Collection entries
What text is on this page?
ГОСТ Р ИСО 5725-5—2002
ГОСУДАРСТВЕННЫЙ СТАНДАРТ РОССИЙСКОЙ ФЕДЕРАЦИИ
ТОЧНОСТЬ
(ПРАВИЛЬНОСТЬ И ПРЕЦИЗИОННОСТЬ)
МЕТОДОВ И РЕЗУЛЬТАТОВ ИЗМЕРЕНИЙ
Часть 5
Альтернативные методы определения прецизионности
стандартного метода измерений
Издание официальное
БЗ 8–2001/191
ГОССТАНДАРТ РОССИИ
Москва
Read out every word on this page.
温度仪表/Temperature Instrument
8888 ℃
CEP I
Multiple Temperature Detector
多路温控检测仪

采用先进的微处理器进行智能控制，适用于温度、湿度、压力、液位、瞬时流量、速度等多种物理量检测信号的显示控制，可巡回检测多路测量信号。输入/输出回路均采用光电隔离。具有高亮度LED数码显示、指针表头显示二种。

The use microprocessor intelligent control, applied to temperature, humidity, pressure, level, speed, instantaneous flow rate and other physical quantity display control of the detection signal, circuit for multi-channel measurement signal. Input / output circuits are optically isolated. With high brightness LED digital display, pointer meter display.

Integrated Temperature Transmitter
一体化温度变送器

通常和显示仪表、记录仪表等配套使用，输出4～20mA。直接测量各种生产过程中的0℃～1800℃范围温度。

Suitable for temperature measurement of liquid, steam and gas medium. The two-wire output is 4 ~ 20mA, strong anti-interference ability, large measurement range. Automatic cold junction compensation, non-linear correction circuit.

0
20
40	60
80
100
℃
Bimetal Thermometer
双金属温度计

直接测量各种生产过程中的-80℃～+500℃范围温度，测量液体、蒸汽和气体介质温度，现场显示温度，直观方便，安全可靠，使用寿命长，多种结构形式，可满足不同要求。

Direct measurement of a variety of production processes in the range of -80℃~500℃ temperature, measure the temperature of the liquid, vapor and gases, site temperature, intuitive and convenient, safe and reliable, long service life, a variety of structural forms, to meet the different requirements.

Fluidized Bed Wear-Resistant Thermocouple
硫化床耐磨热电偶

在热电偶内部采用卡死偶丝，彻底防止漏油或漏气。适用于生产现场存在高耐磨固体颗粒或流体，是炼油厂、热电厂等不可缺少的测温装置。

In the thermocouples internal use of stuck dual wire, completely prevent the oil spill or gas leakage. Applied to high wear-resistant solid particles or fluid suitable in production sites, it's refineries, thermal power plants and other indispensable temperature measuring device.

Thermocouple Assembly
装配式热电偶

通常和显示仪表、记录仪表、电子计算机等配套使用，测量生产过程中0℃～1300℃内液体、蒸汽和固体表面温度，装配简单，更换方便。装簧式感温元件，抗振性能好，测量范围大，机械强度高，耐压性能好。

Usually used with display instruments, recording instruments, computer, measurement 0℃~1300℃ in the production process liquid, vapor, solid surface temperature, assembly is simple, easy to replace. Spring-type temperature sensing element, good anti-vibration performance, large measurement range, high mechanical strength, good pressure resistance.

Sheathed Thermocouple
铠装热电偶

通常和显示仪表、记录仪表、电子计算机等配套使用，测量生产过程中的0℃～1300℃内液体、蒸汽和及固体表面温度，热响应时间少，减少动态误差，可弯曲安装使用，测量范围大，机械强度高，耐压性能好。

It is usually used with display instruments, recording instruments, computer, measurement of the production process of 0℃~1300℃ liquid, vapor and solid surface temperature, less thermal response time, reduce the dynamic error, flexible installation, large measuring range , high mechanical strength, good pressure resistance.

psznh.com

**Problem statement**
Each line of the listing should be echoed back exactly.

**Exercise answer**
What text is on this page?
ГОСТ Р ИСО 5725-5—2002
ГОСУДАРСТВЕННЫЙ СТАНДАРТ РОССИЙСКОЙ ФЕДЕРАЦИИ
ТОЧНОСТЬ
(ПРАВИЛЬНОСТЬ И ПРЕЦИЗИОННОСТЬ)
МЕТОДОВ И РЕЗУЛЬТАТОВ ИЗМЕРЕНИЙ
Часть 5
Альтернативные методы определения прецизионности
стандартного метода измерений
Издание официальное
БЗ 8–2001/191
ГОССТАНДАРТ РОССИИ
Москва
Read out every word on this page.
温度仪表/Temperature Instrument
8888 ℃
CEP I
Multiple Temperature Detector
多路温控检测仪

采用先进的微处理器进行智能控制，适用于温度、湿度、压力、液位、瞬时流量、速度等多种物理量检测信号的显示控制，可巡回检测多路测量信号。输入/输出回路均采用光电隔离。具有高亮度LED数码显示、指针表头显示二种。

The use microprocessor intelligent control, applied to temperature, humidity, pressure, level, speed, instantaneous flow rate and other physical quantity display control of the detection signal, circuit for multi-channel measurement signal. Input / output circuits are optically isolated. With high brightness LED digital display, pointer meter display.

Integrated Temperature Transmitter
一体化温度变送器

通常和显示仪表、记录仪表等配套使用，输出4～20mA。直接测量各种生产过程中的0℃～1800℃范围温度。

Suitable for temperature measurement of liquid, steam and gas medium. The two-wire output is 4 ~ 20mA, strong anti-interference ability, large measurement range. Automatic cold junction compensation, non-linear correction circuit.

0
20
40	60
80
100
℃
Bimetal Thermometer
双金属温度计

直接测量各种生产过程中的-80℃～+500℃范围温度，测量液体、蒸汽和气体介质温度，现场显示温度，直观方便，安全可靠，使用寿命长，多种结构形式，可满足不同要求。

Direct measurement of a variety of production processes in the range of -80℃~500℃ temperature, measure the temperature of the liquid, vapor and gases, site temperature, intuitive and convenient, safe and reliable, long service life, a variety of structural forms, to meet the different requirements.

Fluidized Bed Wear-Resistant Thermocouple
硫化床耐磨热电偶

在热电偶内部采用卡死偶丝，彻底防止漏油或漏气。适用于生产现场存在高耐磨固体颗粒或流体，是炼油厂、热电厂等不可缺少的测温装置。

In the thermocouples internal use of stuck dual wire, completely prevent the oil spill or gas leakage. Applied to high wear-resistant solid particles or fluid suitable in production sites, it's refineries, thermal power plants and other indispensable temperature measuring device.

Thermocouple Assembly
装配式热电偶

通常和显示仪表、记录仪表、电子计算机等配套使用，测量生产过程中0℃～1300℃内液体、蒸汽和固体表面温度，装配简单，更换方便。装簧式感温元件，抗振性能好，测量范围大，机械强度高，耐压性能好。

Usually used with display instruments, recording instruments, computer, measurement 0℃~1300℃ in the production process liquid, vapor, solid surface temperature, assembly is simple, easy to replace. Spring-type temperature sensing element, good anti-vibration performance, large measurement range, high mechanical strength, good pressure resistance.

Sheathed Thermocouple
铠装热电偶

通常和显示仪表、记录仪表、电子计算机等配套使用，测量生产过程中的0℃～1300℃内液体、蒸汽和及固体表面温度，热响应时间少，减少动态误差，可弯曲安装使用，测量范围大，机械强度高，耐压性能好。

It is usually used with display instruments, recording instruments, computer, measurement of the production process of 0℃~1300℃ liquid, vapor and solid surface temperature, less thermal response time, reduce the dynamic error, flexible installation, large measuring range , high mechanical strength, good pressure resistance.

psznh.com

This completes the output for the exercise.